== Records for the exercise
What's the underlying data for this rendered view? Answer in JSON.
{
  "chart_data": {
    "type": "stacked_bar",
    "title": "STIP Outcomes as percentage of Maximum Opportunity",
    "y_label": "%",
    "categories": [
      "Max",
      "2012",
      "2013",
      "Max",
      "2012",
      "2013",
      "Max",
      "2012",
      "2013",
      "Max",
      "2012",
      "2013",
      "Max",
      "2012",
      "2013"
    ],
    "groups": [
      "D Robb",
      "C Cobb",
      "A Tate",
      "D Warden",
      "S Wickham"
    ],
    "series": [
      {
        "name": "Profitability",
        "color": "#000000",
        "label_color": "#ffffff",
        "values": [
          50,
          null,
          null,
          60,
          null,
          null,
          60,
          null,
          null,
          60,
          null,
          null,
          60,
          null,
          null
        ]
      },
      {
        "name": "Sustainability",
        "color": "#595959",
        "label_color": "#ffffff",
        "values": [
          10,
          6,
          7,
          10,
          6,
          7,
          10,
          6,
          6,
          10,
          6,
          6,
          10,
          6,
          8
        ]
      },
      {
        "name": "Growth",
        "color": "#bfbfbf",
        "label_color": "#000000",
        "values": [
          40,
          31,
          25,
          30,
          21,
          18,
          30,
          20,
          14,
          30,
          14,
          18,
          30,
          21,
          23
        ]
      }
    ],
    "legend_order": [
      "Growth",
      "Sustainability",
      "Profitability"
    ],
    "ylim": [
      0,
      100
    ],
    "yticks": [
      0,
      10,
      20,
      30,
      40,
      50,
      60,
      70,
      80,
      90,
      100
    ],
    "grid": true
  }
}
====
■ **Problem to solve**:
List each line holding the string "name".

■ **Task answer**:
        "name": "Profitability",
        "name": "Sustainability",
        "name": "Growth",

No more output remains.